Problem to work on: Without including any images, repeat the data exactly.

--- Start Provided records ---

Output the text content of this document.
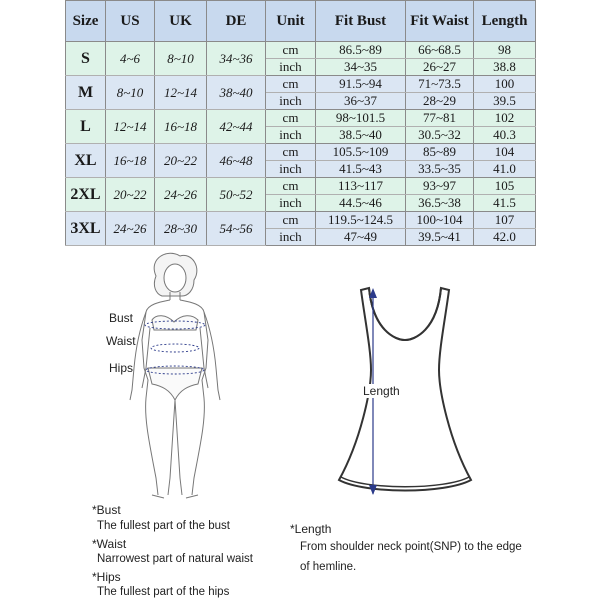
Size	US	UK	DE	Unit	Fit Bust	Fit Waist	Length
S	4~6	8~10	34~36	cm	86.5~89	66~68.5	98
				inch	34~35	26~27	38.8
M	8~10	12~14	38~40	cm	91.5~94	71~73.5	100
				inch	36~37	28~29	39.5
L	12~14	16~18	42~44	cm	98~101.5	77~81	102
				inch	38.5~40	30.5~32	40.3
XL	16~18	20~22	46~48	cm	105.5~109	85~89	104
				inch	41.5~43	33.5~35	41.0
2XL	20~22	24~26	50~52	cm	113~117	93~97	105
				inch	44.5~46	36.5~38	41.5
3XL	24~26	28~30	54~56	cm	119.5~124.5	100~104	107
				inch	47~49	39.5~41	42.0
Bust
Waist
Hips
Length
*Bust
The fullest part of the bust
*Waist
Narrowest part of natural waist
*Hips
The fullest part of the hips
*Length
From shoulder neck point(SNP) to the edge
of hemline.
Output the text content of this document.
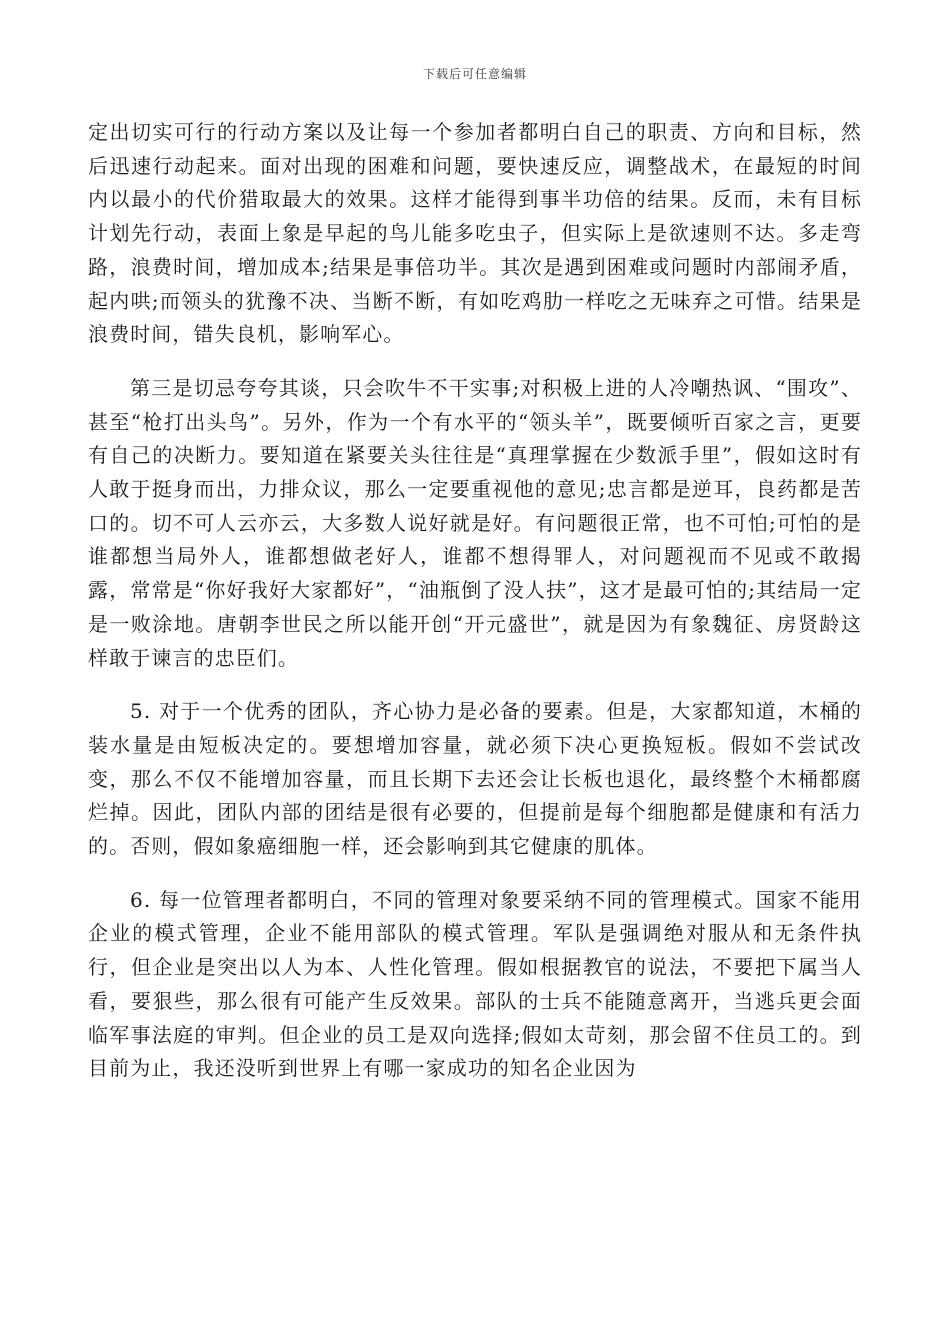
下载后可任意编辑

定出切实可行的行动方案以及让每一个参加者都明白自己的职责、方向和目标，然后迅速行动起来。面对出现的困难和问题，要快速反应，调整战术，在最短的时间内以最小的代价猎取最大的效果。这样才能得到事半功倍的结果。反而，未有目标计划先行动，表面上象是早起的鸟儿能多吃虫子，但实际上是欲速则不达。多走弯路，浪费时间，增加成本;结果是事倍功半。其次是遇到困难或问题时内部闹矛盾，起内哄;而领头的犹豫不决、当断不断，有如吃鸡肋一样吃之无味弃之可惜。结果是浪费时间，错失良机，影响军心。

第三是切忌夸夸其谈，只会吹牛不干实事;对积极上进的人冷嘲热讽、“围攻”、甚至“枪打出头鸟”。另外，作为一个有水平的“领头羊”，既要倾听百家之言，更要有自己的决断力。要知道在紧要关头往往是“真理掌握在少数派手里”，假如这时有人敢于挺身而出，力排众议，那么一定要重视他的意见;忠言都是逆耳，良药都是苦口的。切不可人云亦云，大多数人说好就是好。有问题很正常，也不可怕;可怕的是谁都想当局外人，谁都想做老好人，谁都不想得罪人，对问题视而不见或不敢揭露，常常是“你好我好大家都好”，“油瓶倒了没人扶”，这才是最可怕的;其结局一定是一败涂地。唐朝李世民之所以能开创“开元盛世”，就是因为有象魏征、房贤龄这样敢于谏言的忠臣们。

5. 对于一个优秀的团队，齐心协力是必备的要素。但是，大家都知道，木桶的装水量是由短板决定的。要想增加容量，就必须下决心更换短板。假如不尝试改变，那么不仅不能增加容量，而且长期下去还会让长板也退化，最终整个木桶都腐烂掉。因此，团队内部的团结是很有必要的，但提前是每个细胞都是健康和有活力的。否则，假如象癌细胞一样，还会影响到其它健康的肌体。

6. 每一位管理者都明白，不同的管理对象要采纳不同的管理模式。国家不能用企业的模式管理，企业不能用部队的模式管理。军队是强调绝对服从和无条件执行，但企业是突出以人为本、人性化管理。假如根据教官的说法，不要把下属当人看，要狠些，那么很有可能产生反效果。部队的士兵不能随意离开，当逃兵更会面临军事法庭的审判。但企业的员工是双向选择;假如太苛刻，那会留不住员工的。到目前为止，我还没听到世界上有哪一家成功的知名企业因为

--- End Provided records ---

The result:
Output the text content of this document.
Size	US	UK	DE	Unit	Fit Bust	Fit Waist	Length
S	4~6	8~10	34~36	cm	86.5~89	66~68.5	98
				inch	34~35	26~27	38.8
M	8~10	12~14	38~40	cm	91.5~94	71~73.5	100
				inch	36~37	28~29	39.5
L	12~14	16~18	42~44	cm	98~101.5	77~81	102
				inch	38.5~40	30.5~32	40.3
XL	16~18	20~22	46~48	cm	105.5~109	85~89	104
				inch	41.5~43	33.5~35	41.0
2XL	20~22	24~26	50~52	cm	113~117	93~97	105
				inch	44.5~46	36.5~38	41.5
3XL	24~26	28~30	54~56	cm	119.5~124.5	100~104	107
				inch	47~49	39.5~41	42.0
Bust
Waist
Hips
Length
*Bust
The fullest part of the bust
*Waist
Narrowest part of natural waist
*Hips
The fullest part of the hips
*Length
From shoulder neck point(SNP) to the edge
of hemline.
Output the text content of this document.
下载后可任意编辑

定出切实可行的行动方案以及让每一个参加者都明白自己的职责、方向和目标，然后迅速行动起来。面对出现的困难和问题，要快速反应，调整战术，在最短的时间内以最小的代价猎取最大的效果。这样才能得到事半功倍的结果。反而，未有目标计划先行动，表面上象是早起的鸟儿能多吃虫子，但实际上是欲速则不达。多走弯路，浪费时间，增加成本;结果是事倍功半。其次是遇到困难或问题时内部闹矛盾，起内哄;而领头的犹豫不决、当断不断，有如吃鸡肋一样吃之无味弃之可惜。结果是浪费时间，错失良机，影响军心。

第三是切忌夸夸其谈，只会吹牛不干实事;对积极上进的人冷嘲热讽、“围攻”、甚至“枪打出头鸟”。另外，作为一个有水平的“领头羊”，既要倾听百家之言，更要有自己的决断力。要知道在紧要关头往往是“真理掌握在少数派手里”，假如这时有人敢于挺身而出，力排众议，那么一定要重视他的意见;忠言都是逆耳，良药都是苦口的。切不可人云亦云，大多数人说好就是好。有问题很正常，也不可怕;可怕的是谁都想当局外人，谁都想做老好人，谁都不想得罪人，对问题视而不见或不敢揭露，常常是“你好我好大家都好”，“油瓶倒了没人扶”，这才是最可怕的;其结局一定是一败涂地。唐朝李世民之所以能开创“开元盛世”，就是因为有象魏征、房贤龄这样敢于谏言的忠臣们。

5. 对于一个优秀的团队，齐心协力是必备的要素。但是，大家都知道，木桶的装水量是由短板决定的。要想增加容量，就必须下决心更换短板。假如不尝试改变，那么不仅不能增加容量，而且长期下去还会让长板也退化，最终整个木桶都腐烂掉。因此，团队内部的团结是很有必要的，但提前是每个细胞都是健康和有活力的。否则，假如象癌细胞一样，还会影响到其它健康的肌体。

6. 每一位管理者都明白，不同的管理对象要采纳不同的管理模式。国家不能用企业的模式管理，企业不能用部队的模式管理。军队是强调绝对服从和无条件执行，但企业是突出以人为本、人性化管理。假如根据教官的说法，不要把下属当人看，要狠些，那么很有可能产生反效果。部队的士兵不能随意离开，当逃兵更会面临军事法庭的审判。但企业的员工是双向选择;假如太苛刻，那会留不住员工的。到目前为止，我还没听到世界上有哪一家成功的知名企业因为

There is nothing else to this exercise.